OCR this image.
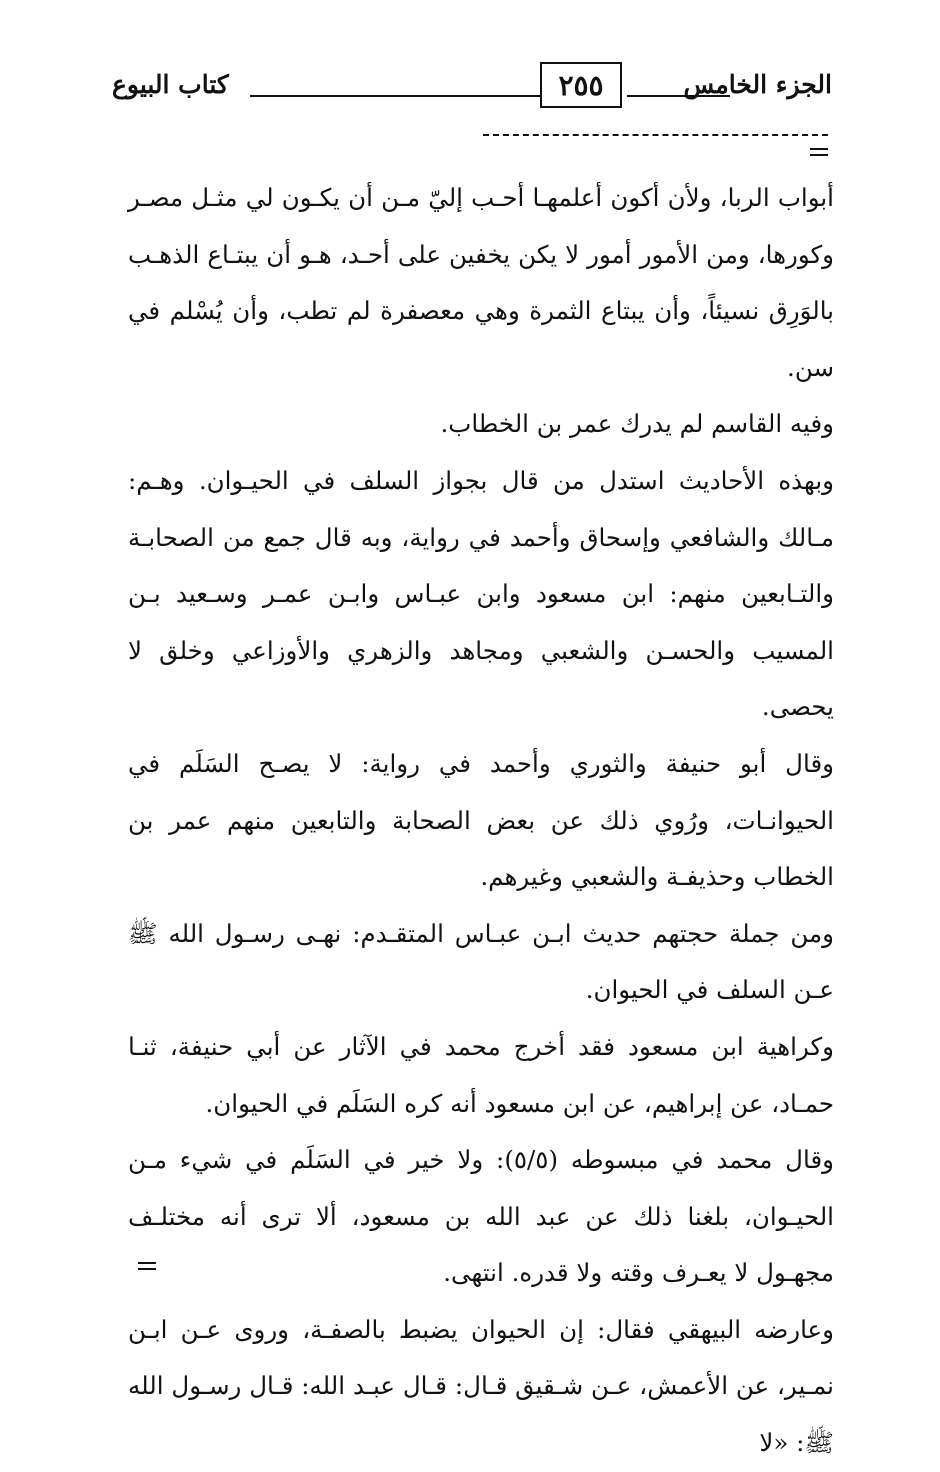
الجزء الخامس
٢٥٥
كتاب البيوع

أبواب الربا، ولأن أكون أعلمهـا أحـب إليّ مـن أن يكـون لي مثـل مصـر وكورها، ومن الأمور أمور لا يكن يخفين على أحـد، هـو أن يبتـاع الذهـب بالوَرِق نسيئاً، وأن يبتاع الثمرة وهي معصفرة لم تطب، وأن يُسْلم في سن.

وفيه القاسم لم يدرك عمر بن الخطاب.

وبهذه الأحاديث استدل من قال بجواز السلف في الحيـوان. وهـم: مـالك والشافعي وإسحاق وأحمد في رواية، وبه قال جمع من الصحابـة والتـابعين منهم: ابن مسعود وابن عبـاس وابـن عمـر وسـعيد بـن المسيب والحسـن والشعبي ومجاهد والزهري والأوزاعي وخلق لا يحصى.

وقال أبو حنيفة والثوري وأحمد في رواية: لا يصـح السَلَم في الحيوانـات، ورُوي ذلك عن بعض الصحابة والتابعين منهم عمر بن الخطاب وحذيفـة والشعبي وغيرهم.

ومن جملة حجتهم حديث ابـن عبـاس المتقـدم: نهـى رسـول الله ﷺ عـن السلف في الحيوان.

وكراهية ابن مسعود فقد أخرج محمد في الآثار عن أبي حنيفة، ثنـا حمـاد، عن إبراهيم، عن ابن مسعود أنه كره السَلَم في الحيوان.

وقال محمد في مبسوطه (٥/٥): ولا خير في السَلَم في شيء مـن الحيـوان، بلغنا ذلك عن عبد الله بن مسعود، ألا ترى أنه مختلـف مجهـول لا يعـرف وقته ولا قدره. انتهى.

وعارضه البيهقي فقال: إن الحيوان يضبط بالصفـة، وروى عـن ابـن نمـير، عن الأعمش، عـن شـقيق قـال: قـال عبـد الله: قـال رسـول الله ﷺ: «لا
● ● ●
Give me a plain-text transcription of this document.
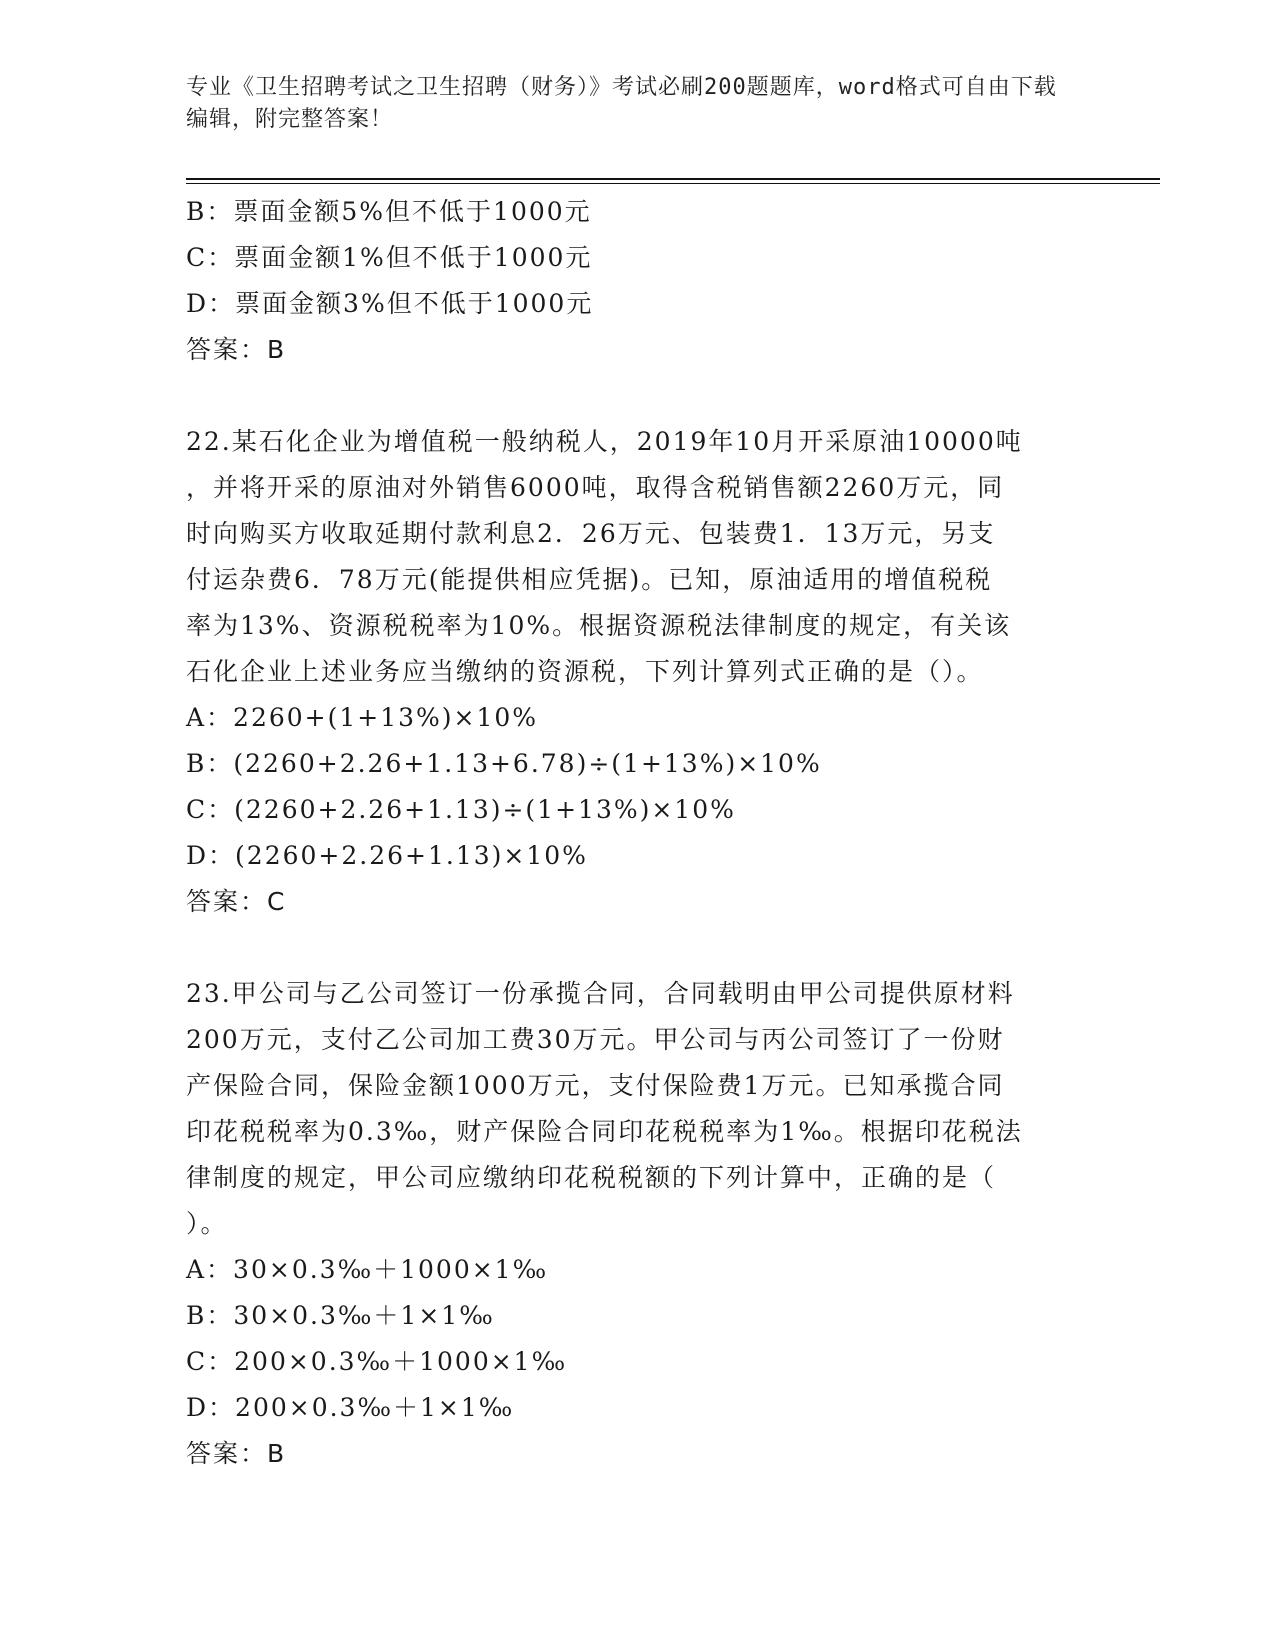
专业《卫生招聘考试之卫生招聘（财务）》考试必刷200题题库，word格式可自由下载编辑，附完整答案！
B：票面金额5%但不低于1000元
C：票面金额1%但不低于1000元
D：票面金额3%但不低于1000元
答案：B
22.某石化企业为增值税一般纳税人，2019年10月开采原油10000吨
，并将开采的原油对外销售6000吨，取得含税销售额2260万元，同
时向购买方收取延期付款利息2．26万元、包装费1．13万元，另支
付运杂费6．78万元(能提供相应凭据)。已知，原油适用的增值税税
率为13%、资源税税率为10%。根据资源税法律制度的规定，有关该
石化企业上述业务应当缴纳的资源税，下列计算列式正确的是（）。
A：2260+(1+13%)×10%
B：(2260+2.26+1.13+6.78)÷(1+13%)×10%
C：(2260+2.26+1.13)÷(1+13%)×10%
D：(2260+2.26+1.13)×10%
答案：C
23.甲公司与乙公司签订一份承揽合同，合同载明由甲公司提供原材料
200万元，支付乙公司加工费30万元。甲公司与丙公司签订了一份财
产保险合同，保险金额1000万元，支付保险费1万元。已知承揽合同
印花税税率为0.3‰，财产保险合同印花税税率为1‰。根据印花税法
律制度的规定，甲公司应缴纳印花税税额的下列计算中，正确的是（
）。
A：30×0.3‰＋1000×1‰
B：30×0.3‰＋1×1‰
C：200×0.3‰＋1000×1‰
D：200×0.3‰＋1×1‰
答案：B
● ● ●
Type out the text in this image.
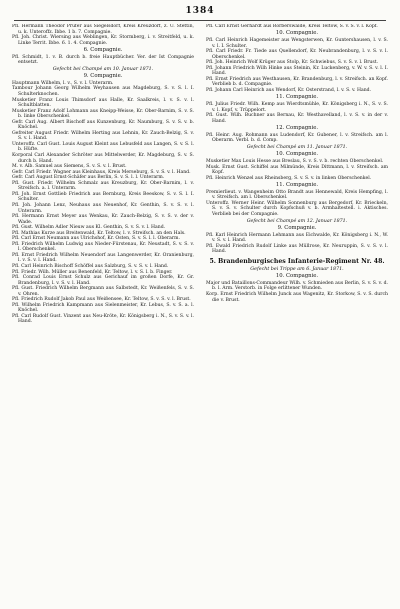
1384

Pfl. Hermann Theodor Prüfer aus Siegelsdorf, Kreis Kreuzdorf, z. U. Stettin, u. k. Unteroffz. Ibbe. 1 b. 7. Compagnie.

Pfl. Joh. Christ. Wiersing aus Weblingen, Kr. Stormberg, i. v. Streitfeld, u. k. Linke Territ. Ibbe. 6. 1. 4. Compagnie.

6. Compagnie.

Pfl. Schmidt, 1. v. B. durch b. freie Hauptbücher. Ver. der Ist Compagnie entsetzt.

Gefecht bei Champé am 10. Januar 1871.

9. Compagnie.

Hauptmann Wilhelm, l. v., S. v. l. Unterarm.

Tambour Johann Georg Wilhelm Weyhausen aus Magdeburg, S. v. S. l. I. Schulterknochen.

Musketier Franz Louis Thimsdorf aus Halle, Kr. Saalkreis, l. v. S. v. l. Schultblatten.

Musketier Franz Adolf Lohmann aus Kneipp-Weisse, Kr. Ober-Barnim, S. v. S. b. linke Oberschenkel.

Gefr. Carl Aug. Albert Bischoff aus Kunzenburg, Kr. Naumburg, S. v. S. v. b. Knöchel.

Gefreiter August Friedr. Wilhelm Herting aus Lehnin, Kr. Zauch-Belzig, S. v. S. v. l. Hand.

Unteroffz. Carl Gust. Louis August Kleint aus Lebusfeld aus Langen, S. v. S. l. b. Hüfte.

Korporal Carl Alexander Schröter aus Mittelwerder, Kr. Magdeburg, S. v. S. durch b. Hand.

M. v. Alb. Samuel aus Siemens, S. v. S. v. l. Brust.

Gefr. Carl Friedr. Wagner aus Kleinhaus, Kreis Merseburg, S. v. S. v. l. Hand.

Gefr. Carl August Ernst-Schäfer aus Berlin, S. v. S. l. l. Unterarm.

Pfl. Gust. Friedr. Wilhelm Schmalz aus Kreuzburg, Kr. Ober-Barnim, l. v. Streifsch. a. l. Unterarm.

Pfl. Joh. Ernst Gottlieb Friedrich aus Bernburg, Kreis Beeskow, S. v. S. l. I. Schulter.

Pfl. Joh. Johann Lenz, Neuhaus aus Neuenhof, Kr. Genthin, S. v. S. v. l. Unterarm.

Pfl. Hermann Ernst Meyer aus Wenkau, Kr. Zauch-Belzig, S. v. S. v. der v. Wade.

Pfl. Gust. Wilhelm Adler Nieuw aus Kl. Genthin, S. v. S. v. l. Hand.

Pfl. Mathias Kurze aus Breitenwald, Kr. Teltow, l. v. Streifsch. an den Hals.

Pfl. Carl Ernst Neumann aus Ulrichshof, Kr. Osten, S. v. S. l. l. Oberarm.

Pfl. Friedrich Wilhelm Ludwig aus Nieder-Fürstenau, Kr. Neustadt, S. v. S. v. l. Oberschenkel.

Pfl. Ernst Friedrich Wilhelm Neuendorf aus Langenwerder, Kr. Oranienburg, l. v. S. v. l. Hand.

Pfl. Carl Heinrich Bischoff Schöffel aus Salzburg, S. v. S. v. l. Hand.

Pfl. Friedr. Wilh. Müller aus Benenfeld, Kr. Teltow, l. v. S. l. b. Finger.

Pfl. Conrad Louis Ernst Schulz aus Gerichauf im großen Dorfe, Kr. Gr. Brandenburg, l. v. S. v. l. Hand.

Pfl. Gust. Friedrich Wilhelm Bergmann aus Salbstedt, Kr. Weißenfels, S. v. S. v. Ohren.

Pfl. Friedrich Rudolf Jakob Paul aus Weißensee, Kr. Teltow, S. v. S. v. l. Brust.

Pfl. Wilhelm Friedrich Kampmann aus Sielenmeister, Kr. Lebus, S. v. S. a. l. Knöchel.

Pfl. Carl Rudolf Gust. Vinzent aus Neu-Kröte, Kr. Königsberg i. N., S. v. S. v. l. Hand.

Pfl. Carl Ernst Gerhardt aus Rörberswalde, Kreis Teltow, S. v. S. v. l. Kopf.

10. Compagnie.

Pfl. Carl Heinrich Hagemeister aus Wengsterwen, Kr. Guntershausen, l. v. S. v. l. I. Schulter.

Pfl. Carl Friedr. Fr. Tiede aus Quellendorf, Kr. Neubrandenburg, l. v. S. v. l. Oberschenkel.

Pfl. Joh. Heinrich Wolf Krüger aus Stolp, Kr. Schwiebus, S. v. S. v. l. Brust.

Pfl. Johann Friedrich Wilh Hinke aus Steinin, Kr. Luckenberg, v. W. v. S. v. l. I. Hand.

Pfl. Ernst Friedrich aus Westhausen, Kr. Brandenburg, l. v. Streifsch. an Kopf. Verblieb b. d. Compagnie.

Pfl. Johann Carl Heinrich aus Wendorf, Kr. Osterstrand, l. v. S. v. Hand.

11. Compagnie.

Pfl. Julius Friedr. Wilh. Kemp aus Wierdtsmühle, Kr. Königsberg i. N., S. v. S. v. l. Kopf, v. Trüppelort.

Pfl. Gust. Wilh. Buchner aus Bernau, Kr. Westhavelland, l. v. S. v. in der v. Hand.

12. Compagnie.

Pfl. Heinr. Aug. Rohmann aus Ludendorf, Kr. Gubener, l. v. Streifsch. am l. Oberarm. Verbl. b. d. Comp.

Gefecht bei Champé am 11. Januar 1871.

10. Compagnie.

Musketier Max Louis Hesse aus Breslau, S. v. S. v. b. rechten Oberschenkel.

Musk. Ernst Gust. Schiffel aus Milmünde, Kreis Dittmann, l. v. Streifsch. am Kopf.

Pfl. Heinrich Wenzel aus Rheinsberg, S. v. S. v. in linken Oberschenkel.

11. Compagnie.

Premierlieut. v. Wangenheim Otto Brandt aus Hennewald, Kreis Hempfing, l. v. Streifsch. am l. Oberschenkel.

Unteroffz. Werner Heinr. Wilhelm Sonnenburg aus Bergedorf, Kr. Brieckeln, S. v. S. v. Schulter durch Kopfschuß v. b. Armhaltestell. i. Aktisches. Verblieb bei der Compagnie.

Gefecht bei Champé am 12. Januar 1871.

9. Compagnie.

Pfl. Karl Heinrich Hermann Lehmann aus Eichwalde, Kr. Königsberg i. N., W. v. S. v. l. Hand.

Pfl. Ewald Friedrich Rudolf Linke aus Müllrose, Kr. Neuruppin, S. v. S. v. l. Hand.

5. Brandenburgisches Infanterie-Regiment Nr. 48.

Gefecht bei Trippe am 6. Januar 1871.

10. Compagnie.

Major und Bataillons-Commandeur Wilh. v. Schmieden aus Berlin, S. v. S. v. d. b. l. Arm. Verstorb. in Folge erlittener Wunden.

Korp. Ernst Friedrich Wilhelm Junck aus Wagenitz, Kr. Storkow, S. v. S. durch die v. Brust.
● ● ●
# Task details:
Look for the word "image" and return every line where it occurs.

# Result for this task:
OCR this image.
Type out the text in this image.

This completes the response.